▶ Goal of the exercise
Pictures don't belong in the copy; print all the records exactly.

┌────────

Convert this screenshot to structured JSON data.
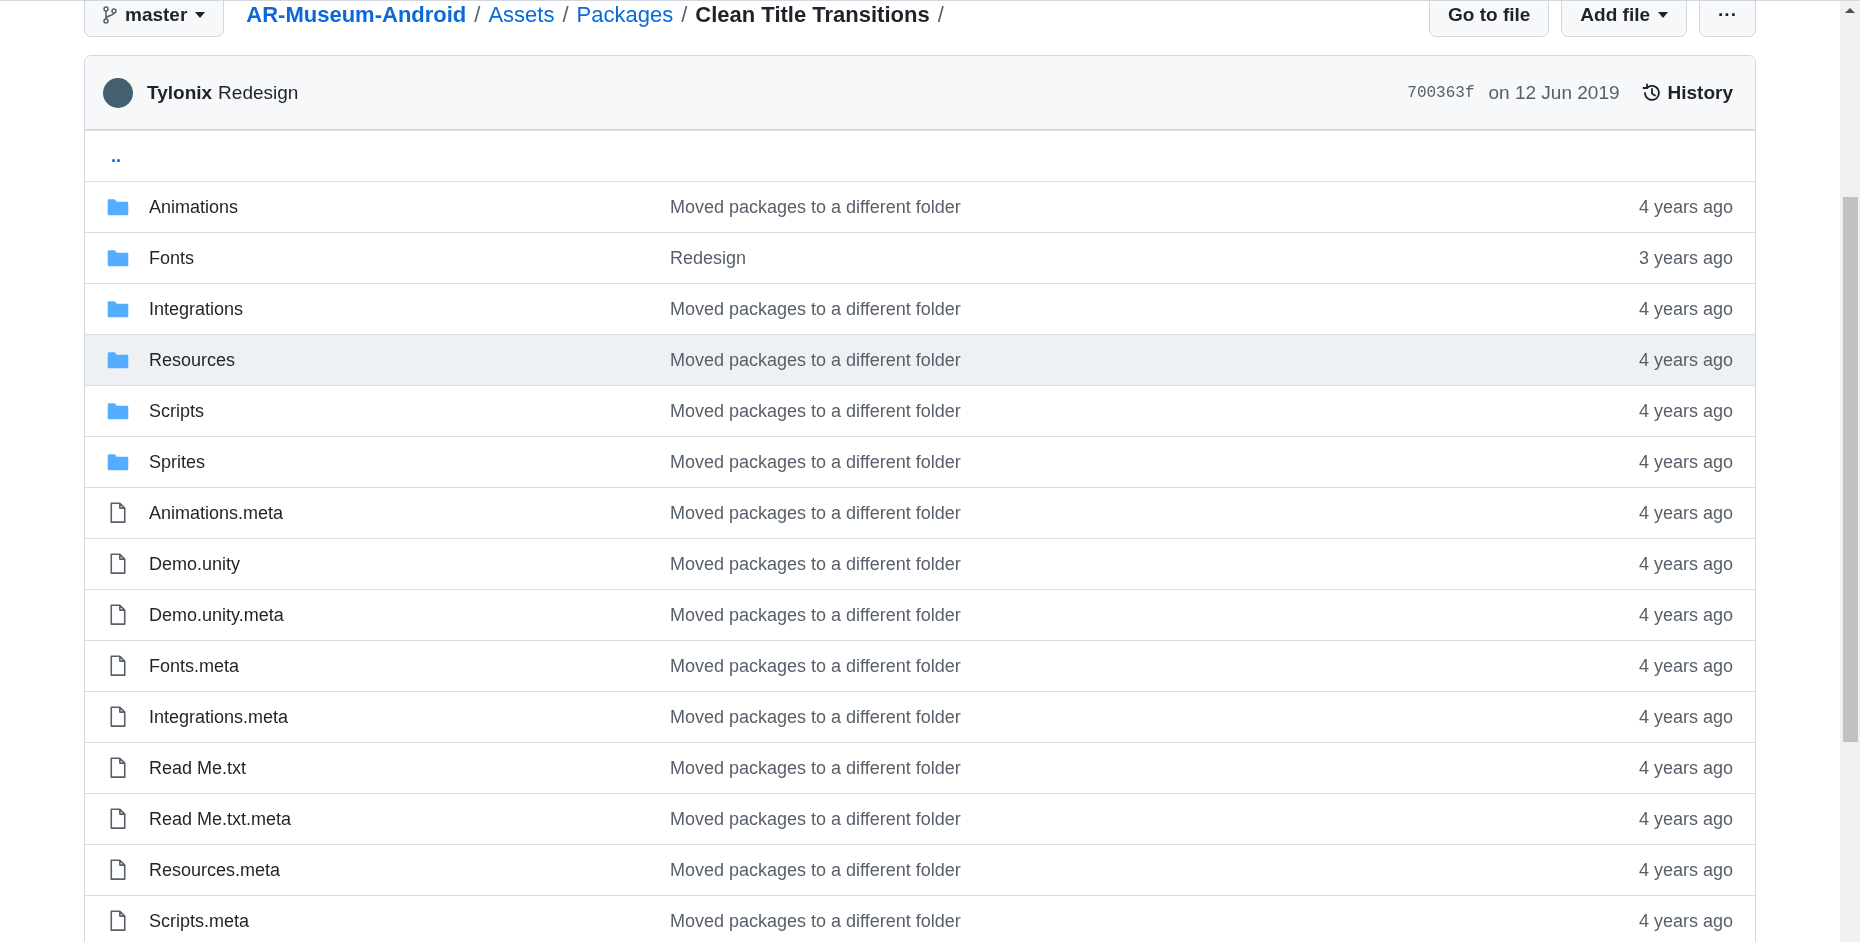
{
  "toolbar": {
    "branch": "master",
    "breadcrumb": [
      {
        "label": "AR-Museum-Android",
        "kind": "repo"
      },
      {
        "label": "Assets",
        "kind": "link"
      },
      {
        "label": "Packages",
        "kind": "link"
      },
      {
        "label": "Clean Title Transitions",
        "kind": "current"
      }
    ],
    "separator": "/",
    "buttons": [
      {
        "label": "Go to file",
        "kind": "plain"
      },
      {
        "label": "Add file",
        "kind": "dropdown"
      },
      {
        "label": "···",
        "kind": "more"
      }
    ]
  },
  "commit": {
    "author": "Tylonix",
    "message": "Redesign",
    "sha": "700363f",
    "date": "on 12 Jun 2019",
    "history": "History"
  },
  "up_link": "..",
  "files": [
    {
      "name": "Animations",
      "kind": "folder",
      "message": "Moved packages to a different folder",
      "age": "4 years ago",
      "highlighted": false
    },
    {
      "name": "Fonts",
      "kind": "folder",
      "message": "Redesign",
      "age": "3 years ago",
      "highlighted": false
    },
    {
      "name": "Integrations",
      "kind": "folder",
      "message": "Moved packages to a different folder",
      "age": "4 years ago",
      "highlighted": false
    },
    {
      "name": "Resources",
      "kind": "folder",
      "message": "Moved packages to a different folder",
      "age": "4 years ago",
      "highlighted": true
    },
    {
      "name": "Scripts",
      "kind": "folder",
      "message": "Moved packages to a different folder",
      "age": "4 years ago",
      "highlighted": false
    },
    {
      "name": "Sprites",
      "kind": "folder",
      "message": "Moved packages to a different folder",
      "age": "4 years ago",
      "highlighted": false
    },
    {
      "name": "Animations.meta",
      "kind": "file",
      "message": "Moved packages to a different folder",
      "age": "4 years ago",
      "highlighted": false
    },
    {
      "name": "Demo.unity",
      "kind": "file",
      "message": "Moved packages to a different folder",
      "age": "4 years ago",
      "highlighted": false
    },
    {
      "name": "Demo.unity.meta",
      "kind": "file",
      "message": "Moved packages to a different folder",
      "age": "4 years ago",
      "highlighted": false
    },
    {
      "name": "Fonts.meta",
      "kind": "file",
      "message": "Moved packages to a different folder",
      "age": "4 years ago",
      "highlighted": false
    },
    {
      "name": "Integrations.meta",
      "kind": "file",
      "message": "Moved packages to a different folder",
      "age": "4 years ago",
      "highlighted": false
    },
    {
      "name": "Read Me.txt",
      "kind": "file",
      "message": "Moved packages to a different folder",
      "age": "4 years ago",
      "highlighted": false
    },
    {
      "name": "Read Me.txt.meta",
      "kind": "file",
      "message": "Moved packages to a different folder",
      "age": "4 years ago",
      "highlighted": false
    },
    {
      "name": "Resources.meta",
      "kind": "file",
      "message": "Moved packages to a different folder",
      "age": "4 years ago",
      "highlighted": false
    },
    {
      "name": "Scripts.meta",
      "kind": "file",
      "message": "Moved packages to a different folder",
      "age": "4 years ago",
      "highlighted": false
    }
  ]
}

└────────

▶ Solution to the exercise
Convert this screenshot to structured JSON data.
{
  "toolbar": {
    "branch": "master",
    "breadcrumb": [
      {
        "label": "AR-Museum-Android",
        "kind": "repo"
      },
      {
        "label": "Assets",
        "kind": "link"
      },
      {
        "label": "Packages",
        "kind": "link"
      },
      {
        "label": "Clean Title Transitions",
        "kind": "current"
      }
    ],
    "separator": "/",
    "buttons": [
      {
        "label": "Go to file",
        "kind": "plain"
      },
      {
        "label": "Add file",
        "kind": "dropdown"
      },
      {
        "label": "···",
        "kind": "more"
      }
    ]
  },
  "commit": {
    "author": "Tylonix",
    "message": "Redesign",
    "sha": "700363f",
    "date": "on 12 Jun 2019",
    "history": "History"
  },
  "up_link": "..",
  "files": [
    {
      "name": "Animations",
      "kind": "folder",
      "message": "Moved packages to a different folder",
      "age": "4 years ago",
      "highlighted": false
    },
    {
      "name": "Fonts",
      "kind": "folder",
      "message": "Redesign",
      "age": "3 years ago",
      "highlighted": false
    },
    {
      "name": "Integrations",
      "kind": "folder",
      "message": "Moved packages to a different folder",
      "age": "4 years ago",
      "highlighted": false
    },
    {
      "name": "Resources",
      "kind": "folder",
      "message": "Moved packages to a different folder",
      "age": "4 years ago",
      "highlighted": true
    },
    {
      "name": "Scripts",
      "kind": "folder",
      "message": "Moved packages to a different folder",
      "age": "4 years ago",
      "highlighted": false
    },
    {
      "name": "Sprites",
      "kind": "folder",
      "message": "Moved packages to a different folder",
      "age": "4 years ago",
      "highlighted": false
    },
    {
      "name": "Animations.meta",
      "kind": "file",
      "message": "Moved packages to a different folder",
      "age": "4 years ago",
      "highlighted": false
    },
    {
      "name": "Demo.unity",
      "kind": "file",
      "message": "Moved packages to a different folder",
      "age": "4 years ago",
      "highlighted": false
    },
    {
      "name": "Demo.unity.meta",
      "kind": "file",
      "message": "Moved packages to a different folder",
      "age": "4 years ago",
      "highlighted": false
    },
    {
      "name": "Fonts.meta",
      "kind": "file",
      "message": "Moved packages to a different folder",
      "age": "4 years ago",
      "highlighted": false
    },
    {
      "name": "Integrations.meta",
      "kind": "file",
      "message": "Moved packages to a different folder",
      "age": "4 years ago",
      "highlighted": false
    },
    {
      "name": "Read Me.txt",
      "kind": "file",
      "message": "Moved packages to a different folder",
      "age": "4 years ago",
      "highlighted": false
    },
    {
      "name": "Read Me.txt.meta",
      "kind": "file",
      "message": "Moved packages to a different folder",
      "age": "4 years ago",
      "highlighted": false
    },
    {
      "name": "Resources.meta",
      "kind": "file",
      "message": "Moved packages to a different folder",
      "age": "4 years ago",
      "highlighted": false
    },
    {
      "name": "Scripts.meta",
      "kind": "file",
      "message": "Moved packages to a different folder",
      "age": "4 years ago",
      "highlighted": false
    }
  ]
}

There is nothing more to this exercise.